Job: Repeat the data that follows, word for word, without the images.

Entries supplied:
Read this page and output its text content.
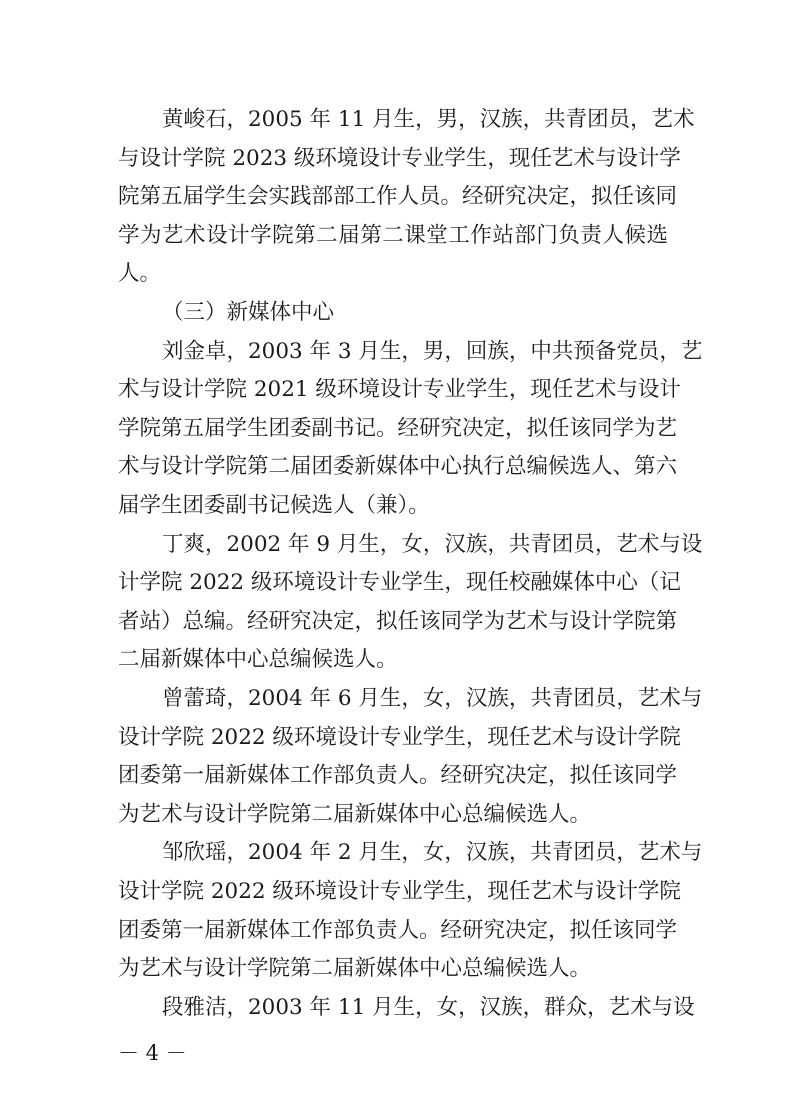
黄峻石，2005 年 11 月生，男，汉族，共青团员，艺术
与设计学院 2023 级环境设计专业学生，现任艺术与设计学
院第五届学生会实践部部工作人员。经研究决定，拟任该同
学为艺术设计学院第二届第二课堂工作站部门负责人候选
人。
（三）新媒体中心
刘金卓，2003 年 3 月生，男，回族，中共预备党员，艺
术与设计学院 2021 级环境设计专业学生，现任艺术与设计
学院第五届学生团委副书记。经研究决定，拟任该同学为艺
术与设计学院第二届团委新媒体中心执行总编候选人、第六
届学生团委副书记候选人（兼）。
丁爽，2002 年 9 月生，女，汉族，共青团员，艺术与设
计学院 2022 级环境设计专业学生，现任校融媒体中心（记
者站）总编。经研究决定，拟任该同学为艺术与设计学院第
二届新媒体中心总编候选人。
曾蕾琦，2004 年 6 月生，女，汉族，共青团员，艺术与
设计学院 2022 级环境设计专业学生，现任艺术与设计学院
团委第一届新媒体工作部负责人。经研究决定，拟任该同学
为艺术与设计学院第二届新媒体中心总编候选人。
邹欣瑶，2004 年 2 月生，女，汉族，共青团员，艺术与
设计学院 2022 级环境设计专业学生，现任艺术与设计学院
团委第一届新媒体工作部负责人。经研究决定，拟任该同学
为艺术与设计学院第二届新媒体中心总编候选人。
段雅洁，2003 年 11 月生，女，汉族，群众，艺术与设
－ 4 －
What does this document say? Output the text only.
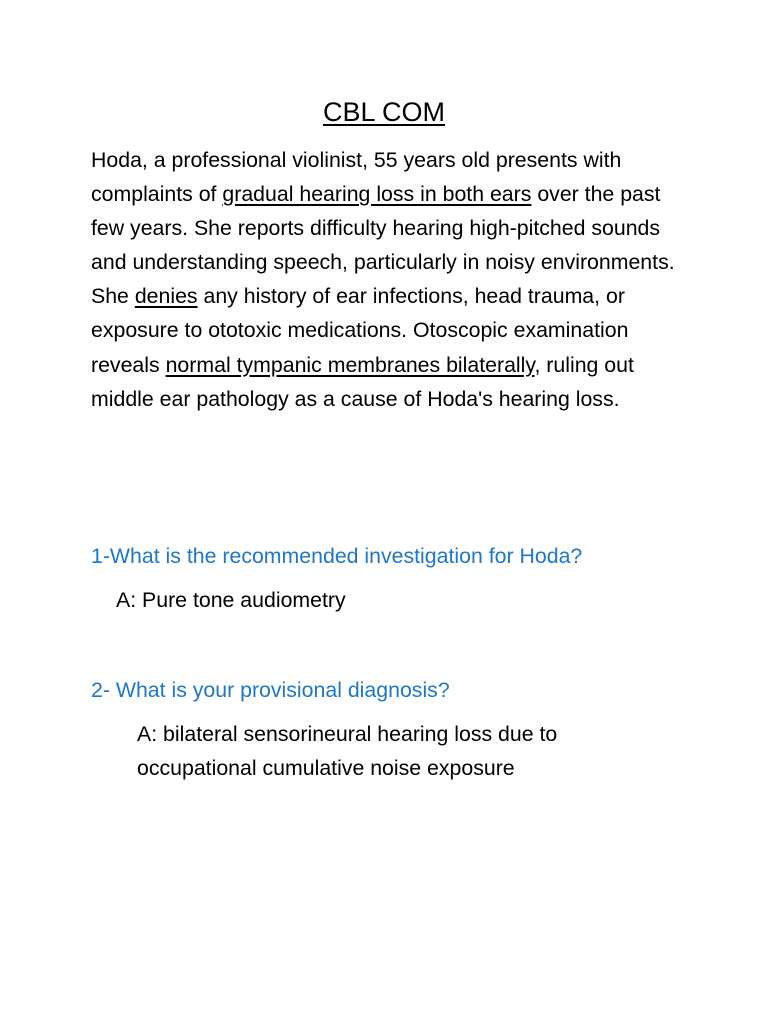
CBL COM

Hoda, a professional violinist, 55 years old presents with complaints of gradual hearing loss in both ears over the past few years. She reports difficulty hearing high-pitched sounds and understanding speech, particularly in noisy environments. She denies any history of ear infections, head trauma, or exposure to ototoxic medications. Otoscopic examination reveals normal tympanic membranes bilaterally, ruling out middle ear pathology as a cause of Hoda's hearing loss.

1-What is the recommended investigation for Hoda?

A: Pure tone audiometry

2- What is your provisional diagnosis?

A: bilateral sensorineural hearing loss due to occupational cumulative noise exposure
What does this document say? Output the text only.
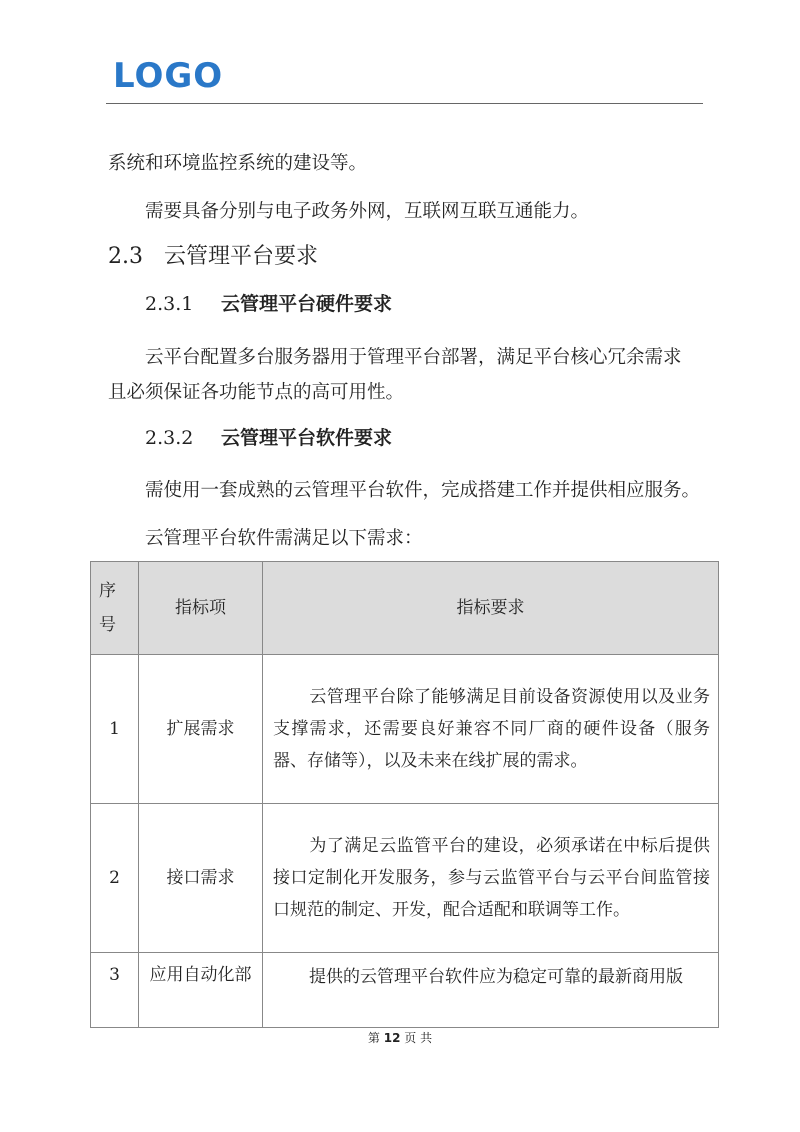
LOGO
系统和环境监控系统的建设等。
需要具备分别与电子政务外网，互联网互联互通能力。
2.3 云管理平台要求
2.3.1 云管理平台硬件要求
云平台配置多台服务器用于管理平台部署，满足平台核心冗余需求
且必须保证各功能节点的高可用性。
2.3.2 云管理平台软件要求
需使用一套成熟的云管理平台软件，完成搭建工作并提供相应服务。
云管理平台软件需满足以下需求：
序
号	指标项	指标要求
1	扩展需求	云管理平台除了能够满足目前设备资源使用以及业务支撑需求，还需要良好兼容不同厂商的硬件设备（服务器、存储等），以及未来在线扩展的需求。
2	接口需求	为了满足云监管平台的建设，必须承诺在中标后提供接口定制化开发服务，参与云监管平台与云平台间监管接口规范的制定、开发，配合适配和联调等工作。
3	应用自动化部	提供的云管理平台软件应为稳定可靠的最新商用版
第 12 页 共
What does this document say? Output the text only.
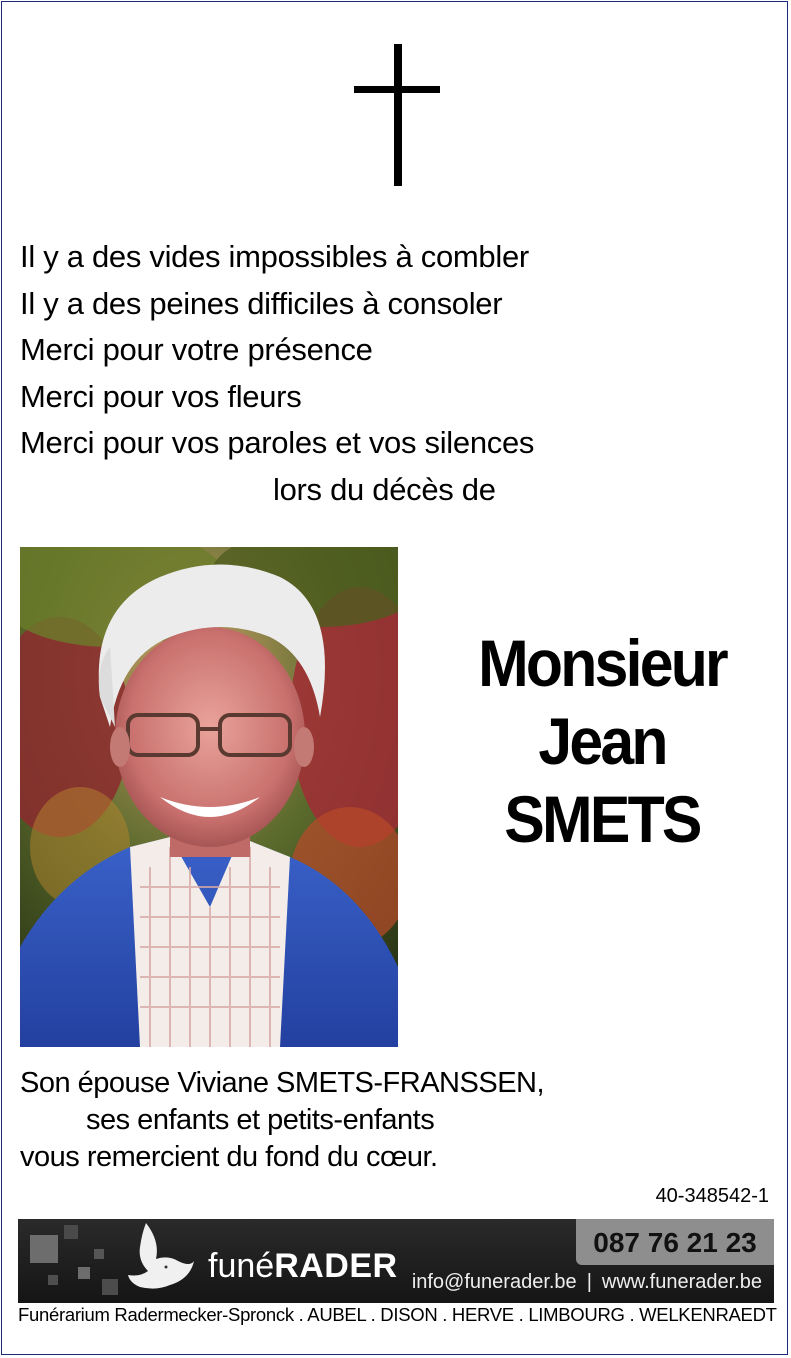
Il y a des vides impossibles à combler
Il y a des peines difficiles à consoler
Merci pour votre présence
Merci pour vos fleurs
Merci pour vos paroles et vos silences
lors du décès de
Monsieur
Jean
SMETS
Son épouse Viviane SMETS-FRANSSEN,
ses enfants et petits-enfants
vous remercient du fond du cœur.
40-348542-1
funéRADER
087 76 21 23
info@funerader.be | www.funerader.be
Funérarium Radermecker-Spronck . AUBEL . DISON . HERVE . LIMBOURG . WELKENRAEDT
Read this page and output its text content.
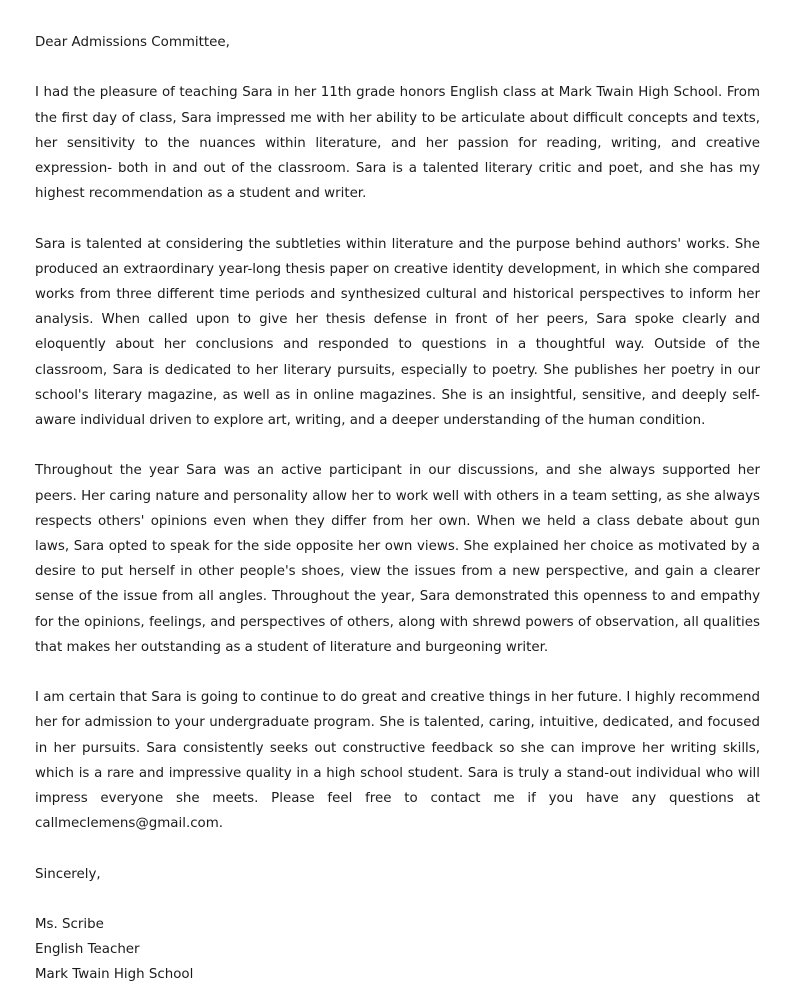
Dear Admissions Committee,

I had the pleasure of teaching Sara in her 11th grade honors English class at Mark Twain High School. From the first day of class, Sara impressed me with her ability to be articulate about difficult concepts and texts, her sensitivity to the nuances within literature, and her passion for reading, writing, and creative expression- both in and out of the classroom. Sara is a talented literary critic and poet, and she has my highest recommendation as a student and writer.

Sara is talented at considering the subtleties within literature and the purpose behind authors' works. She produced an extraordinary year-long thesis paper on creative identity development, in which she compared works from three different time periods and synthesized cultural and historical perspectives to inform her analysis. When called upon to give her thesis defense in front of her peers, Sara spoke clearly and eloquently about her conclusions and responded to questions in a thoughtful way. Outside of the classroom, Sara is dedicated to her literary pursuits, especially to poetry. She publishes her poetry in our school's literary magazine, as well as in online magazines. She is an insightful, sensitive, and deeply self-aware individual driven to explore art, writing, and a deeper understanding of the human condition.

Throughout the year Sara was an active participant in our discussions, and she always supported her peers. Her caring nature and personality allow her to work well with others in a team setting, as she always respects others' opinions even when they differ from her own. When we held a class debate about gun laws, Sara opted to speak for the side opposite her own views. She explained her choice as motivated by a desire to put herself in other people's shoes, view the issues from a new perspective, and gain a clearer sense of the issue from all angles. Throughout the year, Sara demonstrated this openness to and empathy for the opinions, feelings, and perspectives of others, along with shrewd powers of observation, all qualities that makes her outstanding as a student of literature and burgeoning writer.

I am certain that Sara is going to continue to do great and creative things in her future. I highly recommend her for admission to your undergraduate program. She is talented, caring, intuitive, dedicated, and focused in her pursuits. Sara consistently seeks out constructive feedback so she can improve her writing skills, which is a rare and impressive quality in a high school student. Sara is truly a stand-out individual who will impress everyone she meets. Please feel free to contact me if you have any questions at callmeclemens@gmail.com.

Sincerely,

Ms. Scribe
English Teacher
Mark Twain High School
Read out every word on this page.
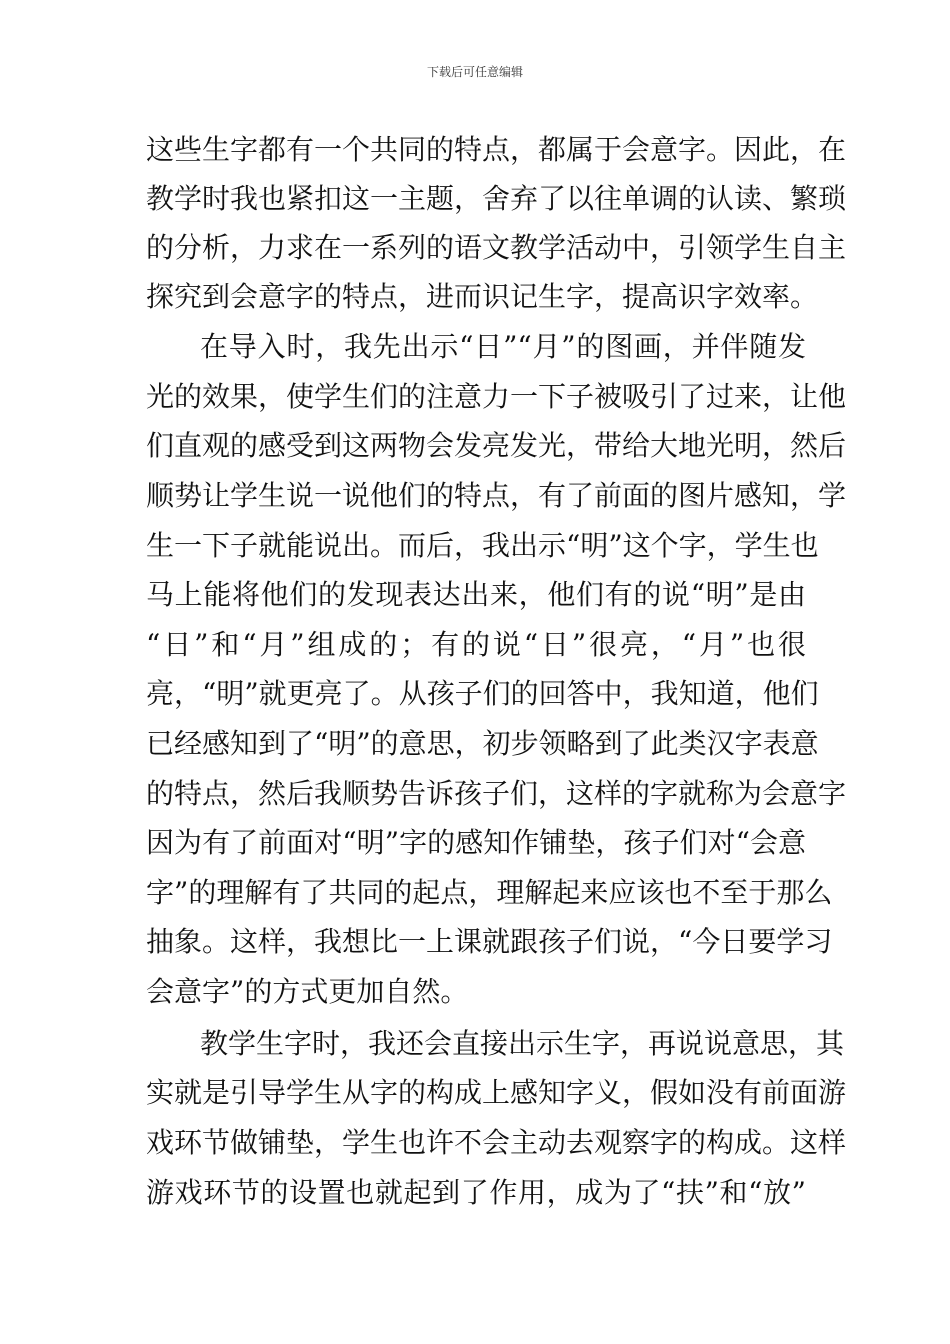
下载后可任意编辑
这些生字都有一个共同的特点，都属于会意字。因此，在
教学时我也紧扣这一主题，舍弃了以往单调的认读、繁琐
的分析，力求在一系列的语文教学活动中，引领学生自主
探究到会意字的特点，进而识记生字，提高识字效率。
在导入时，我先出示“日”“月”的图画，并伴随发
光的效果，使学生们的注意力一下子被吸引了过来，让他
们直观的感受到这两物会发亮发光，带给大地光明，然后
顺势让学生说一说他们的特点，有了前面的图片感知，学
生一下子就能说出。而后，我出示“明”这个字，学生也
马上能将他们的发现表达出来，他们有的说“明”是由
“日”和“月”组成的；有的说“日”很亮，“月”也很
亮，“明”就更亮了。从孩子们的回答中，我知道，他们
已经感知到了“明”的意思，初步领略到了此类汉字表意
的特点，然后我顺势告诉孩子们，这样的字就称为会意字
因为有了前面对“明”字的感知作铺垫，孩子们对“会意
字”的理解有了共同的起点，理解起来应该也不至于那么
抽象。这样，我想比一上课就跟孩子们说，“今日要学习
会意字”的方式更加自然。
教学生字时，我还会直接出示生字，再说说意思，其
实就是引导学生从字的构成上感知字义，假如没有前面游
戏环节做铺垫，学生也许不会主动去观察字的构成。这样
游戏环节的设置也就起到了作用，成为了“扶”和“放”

Result of this task:
Read this page and output its text content.
黄峻石，2005 年 11 月生，男，汉族，共青团员，艺术
与设计学院 2023 级环境设计专业学生，现任艺术与设计学
院第五届学生会实践部部工作人员。经研究决定，拟任该同
学为艺术设计学院第二届第二课堂工作站部门负责人候选
人。
（三）新媒体中心
刘金卓，2003 年 3 月生，男，回族，中共预备党员，艺
术与设计学院 2021 级环境设计专业学生，现任艺术与设计
学院第五届学生团委副书记。经研究决定，拟任该同学为艺
术与设计学院第二届团委新媒体中心执行总编候选人、第六
届学生团委副书记候选人（兼）。
丁爽，2002 年 9 月生，女，汉族，共青团员，艺术与设
计学院 2022 级环境设计专业学生，现任校融媒体中心（记
者站）总编。经研究决定，拟任该同学为艺术与设计学院第
二届新媒体中心总编候选人。
曾蕾琦，2004 年 6 月生，女，汉族，共青团员，艺术与
设计学院 2022 级环境设计专业学生，现任艺术与设计学院
团委第一届新媒体工作部负责人。经研究决定，拟任该同学
为艺术与设计学院第二届新媒体中心总编候选人。
邹欣瑶，2004 年 2 月生，女，汉族，共青团员，艺术与
设计学院 2022 级环境设计专业学生，现任艺术与设计学院
团委第一届新媒体工作部负责人。经研究决定，拟任该同学
为艺术与设计学院第二届新媒体中心总编候选人。
段雅洁，2003 年 11 月生，女，汉族，群众，艺术与设
－ 4 －
What does this document say? Output the text only.
CBL COM

Hoda, a professional violinist, 55 years old presents with complaints of gradual hearing loss in both ears over the past few years. She reports difficulty hearing high-pitched sounds and understanding speech, particularly in noisy environments. She denies any history of ear infections, head trauma, or exposure to ototoxic medications. Otoscopic examination reveals normal tympanic membranes bilaterally, ruling out middle ear pathology as a cause of Hoda's hearing loss.

1-What is the recommended investigation for Hoda?

A: Pure tone audiometry

2- What is your provisional diagnosis?

A: bilateral sensorineural hearing loss due to occupational cumulative noise exposure
What does this document say? Output the text only.
LOGO
系统和环境监控系统的建设等。
需要具备分别与电子政务外网，互联网互联互通能力。
2.3 云管理平台要求
2.3.1 云管理平台硬件要求
云平台配置多台服务器用于管理平台部署，满足平台核心冗余需求
且必须保证各功能节点的高可用性。
2.3.2 云管理平台软件要求
需使用一套成熟的云管理平台软件，完成搭建工作并提供相应服务。
云管理平台软件需满足以下需求：
序
号	指标项	指标要求
1	扩展需求	云管理平台除了能够满足目前设备资源使用以及业务支撑需求，还需要良好兼容不同厂商的硬件设备（服务器、存储等），以及未来在线扩展的需求。
2	接口需求	为了满足云监管平台的建设，必须承诺在中标后提供接口定制化开发服务，参与云监管平台与云平台间监管接口规范的制定、开发，配合适配和联调等工作。
3	应用自动化部	提供的云管理平台软件应为稳定可靠的最新商用版
第 12 页 共
What does this document say? Output the text only.
Il y a des vides impossibles à combler
Il y a des peines difficiles à consoler
Merci pour votre présence
Merci pour vos fleurs
Merci pour vos paroles et vos silences
lors du décès de
Monsieur
Jean
SMETS
Son épouse Viviane SMETS-FRANSSEN,
ses enfants et petits-enfants
vous remercient du fond du cœur.
40-348542-1
funéRADER
087 76 21 23
info@funerader.be | www.funerader.be
Funérarium Radermecker-Spronck . AUBEL . DISON . HERVE . LIMBOURG . WELKENRAEDT
Read this page and output its text content.
Dear Admissions Committee,

I had the pleasure of teaching Sara in her 11th grade honors English class at Mark Twain High School. From the first day of class, Sara impressed me with her ability to be articulate about difficult concepts and texts, her sensitivity to the nuances within literature, and her passion for reading, writing, and creative expression- both in and out of the classroom. Sara is a talented literary critic and poet, and she has my highest recommendation as a student and writer.

Sara is talented at considering the subtleties within literature and the purpose behind authors' works. She produced an extraordinary year-long thesis paper on creative identity development, in which she compared works from three different time periods and synthesized cultural and historical perspectives to inform her analysis. When called upon to give her thesis defense in front of her peers, Sara spoke clearly and eloquently about her conclusions and responded to questions in a thoughtful way. Outside of the classroom, Sara is dedicated to her literary pursuits, especially to poetry. She publishes her poetry in our school's literary magazine, as well as in online magazines. She is an insightful, sensitive, and deeply self-aware individual driven to explore art, writing, and a deeper understanding of the human condition.

Throughout the year Sara was an active participant in our discussions, and she always supported her peers. Her caring nature and personality allow her to work well with others in a team setting, as she always respects others' opinions even when they differ from her own. When we held a class debate about gun laws, Sara opted to speak for the side opposite her own views. She explained her choice as motivated by a desire to put herself in other people's shoes, view the issues from a new perspective, and gain a clearer sense of the issue from all angles. Throughout the year, Sara demonstrated this openness to and empathy for the opinions, feelings, and perspectives of others, along with shrewd powers of observation, all qualities that makes her outstanding as a student of literature and burgeoning writer.

I am certain that Sara is going to continue to do great and creative things in her future. I highly recommend her for admission to your undergraduate program. She is talented, caring, intuitive, dedicated, and focused in her pursuits. Sara consistently seeks out constructive feedback so she can improve her writing skills, which is a rare and impressive quality in a high school student. Sara is truly a stand-out individual who will impress everyone she meets. Please feel free to contact me if you have any questions at callmeclemens@gmail.com.

Sincerely,

Ms. Scribe
English Teacher
Mark Twain High School
Read out every word on this page.
下载后可任意编辑
这些生字都有一个共同的特点，都属于会意字。因此，在
教学时我也紧扣这一主题，舍弃了以往单调的认读、繁琐
的分析，力求在一系列的语文教学活动中，引领学生自主
探究到会意字的特点，进而识记生字，提高识字效率。
在导入时，我先出示“日”“月”的图画，并伴随发
光的效果，使学生们的注意力一下子被吸引了过来，让他
们直观的感受到这两物会发亮发光，带给大地光明，然后
顺势让学生说一说他们的特点，有了前面的图片感知，学
生一下子就能说出。而后，我出示“明”这个字，学生也
马上能将他们的发现表达出来，他们有的说“明”是由
“日”和“月”组成的；有的说“日”很亮，“月”也很
亮，“明”就更亮了。从孩子们的回答中，我知道，他们
已经感知到了“明”的意思，初步领略到了此类汉字表意
的特点，然后我顺势告诉孩子们，这样的字就称为会意字
因为有了前面对“明”字的感知作铺垫，孩子们对“会意
字”的理解有了共同的起点，理解起来应该也不至于那么
抽象。这样，我想比一上课就跟孩子们说，“今日要学习
会意字”的方式更加自然。
教学生字时，我还会直接出示生字，再说说意思，其
实就是引导学生从字的构成上感知字义，假如没有前面游
戏环节做铺垫，学生也许不会主动去观察字的构成。这样
游戏环节的设置也就起到了作用，成为了“扶”和“放”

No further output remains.